Write out the full listing again, exactly as it stands.

Dataset excerpt
^^^^^^^^^^^^^^^^

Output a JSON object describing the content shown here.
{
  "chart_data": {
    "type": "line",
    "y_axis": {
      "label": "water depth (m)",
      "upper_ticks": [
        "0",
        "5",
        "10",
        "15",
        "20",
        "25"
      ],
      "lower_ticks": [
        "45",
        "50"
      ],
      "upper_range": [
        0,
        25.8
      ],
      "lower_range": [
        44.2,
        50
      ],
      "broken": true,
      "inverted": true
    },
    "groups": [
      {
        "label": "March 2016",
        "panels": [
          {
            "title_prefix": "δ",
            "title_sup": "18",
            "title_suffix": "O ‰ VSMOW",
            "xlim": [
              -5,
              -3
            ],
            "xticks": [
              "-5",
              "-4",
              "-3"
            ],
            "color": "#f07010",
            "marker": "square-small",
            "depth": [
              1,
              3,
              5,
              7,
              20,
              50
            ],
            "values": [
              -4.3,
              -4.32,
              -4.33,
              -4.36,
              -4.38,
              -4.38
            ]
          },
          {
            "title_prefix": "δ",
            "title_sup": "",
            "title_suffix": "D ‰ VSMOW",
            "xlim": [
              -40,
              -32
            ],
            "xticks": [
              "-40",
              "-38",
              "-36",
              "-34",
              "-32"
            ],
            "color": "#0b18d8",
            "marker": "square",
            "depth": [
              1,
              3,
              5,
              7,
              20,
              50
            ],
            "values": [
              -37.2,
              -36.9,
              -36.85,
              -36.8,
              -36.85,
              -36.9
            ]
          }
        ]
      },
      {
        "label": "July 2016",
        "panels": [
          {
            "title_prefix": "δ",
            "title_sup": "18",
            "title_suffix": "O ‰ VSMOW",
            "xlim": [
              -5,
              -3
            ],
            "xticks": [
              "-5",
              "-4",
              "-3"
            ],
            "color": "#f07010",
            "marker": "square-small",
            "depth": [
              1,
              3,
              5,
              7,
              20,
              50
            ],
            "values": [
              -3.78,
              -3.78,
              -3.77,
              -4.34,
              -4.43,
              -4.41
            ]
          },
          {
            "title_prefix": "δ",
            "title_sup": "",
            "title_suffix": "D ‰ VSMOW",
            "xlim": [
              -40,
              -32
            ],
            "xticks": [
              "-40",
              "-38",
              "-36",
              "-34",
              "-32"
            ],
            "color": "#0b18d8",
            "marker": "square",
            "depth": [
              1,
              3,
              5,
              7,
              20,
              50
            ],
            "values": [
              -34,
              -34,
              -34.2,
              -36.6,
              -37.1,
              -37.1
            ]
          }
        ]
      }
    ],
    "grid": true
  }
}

^^^^^^^^^^^^^^^^

Task output →
Output a JSON object describing the content shown here.
{
  "chart_data": {
    "type": "line",
    "y_axis": {
      "label": "water depth (m)",
      "upper_ticks": [
        "0",
        "5",
        "10",
        "15",
        "20",
        "25"
      ],
      "lower_ticks": [
        "45",
        "50"
      ],
      "upper_range": [
        0,
        25.8
      ],
      "lower_range": [
        44.2,
        50
      ],
      "broken": true,
      "inverted": true
    },
    "groups": [
      {
        "label": "March 2016",
        "panels": [
          {
            "title_prefix": "δ",
            "title_sup": "18",
            "title_suffix": "O ‰ VSMOW",
            "xlim": [
              -5,
              -3
            ],
            "xticks": [
              "-5",
              "-4",
              "-3"
            ],
            "color": "#f07010",
            "marker": "square-small",
            "depth": [
              1,
              3,
              5,
              7,
              20,
              50
            ],
            "values": [
              -4.3,
              -4.32,
              -4.33,
              -4.36,
              -4.38,
              -4.38
            ]
          },
          {
            "title_prefix": "δ",
            "title_sup": "",
            "title_suffix": "D ‰ VSMOW",
            "xlim": [
              -40,
              -32
            ],
            "xticks": [
              "-40",
              "-38",
              "-36",
              "-34",
              "-32"
            ],
            "color": "#0b18d8",
            "marker": "square",
            "depth": [
              1,
              3,
              5,
              7,
              20,
              50
            ],
            "values": [
              -37.2,
              -36.9,
              -36.85,
              -36.8,
              -36.85,
              -36.9
            ]
          }
        ]
      },
      {
        "label": "July 2016",
        "panels": [
          {
            "title_prefix": "δ",
            "title_sup": "18",
            "title_suffix": "O ‰ VSMOW",
            "xlim": [
              -5,
              -3
            ],
            "xticks": [
              "-5",
              "-4",
              "-3"
            ],
            "color": "#f07010",
            "marker": "square-small",
            "depth": [
              1,
              3,
              5,
              7,
              20,
              50
            ],
            "values": [
              -3.78,
              -3.78,
              -3.77,
              -4.34,
              -4.43,
              -4.41
            ]
          },
          {
            "title_prefix": "δ",
            "title_sup": "",
            "title_suffix": "D ‰ VSMOW",
            "xlim": [
              -40,
              -32
            ],
            "xticks": [
              "-40",
              "-38",
              "-36",
              "-34",
              "-32"
            ],
            "color": "#0b18d8",
            "marker": "square",
            "depth": [
              1,
              3,
              5,
              7,
              20,
              50
            ],
            "values": [
              -34,
              -34,
              -34.2,
              -36.6,
              -37.1,
              -37.1
            ]
          }
        ]
      }
    ],
    "grid": true
  }
}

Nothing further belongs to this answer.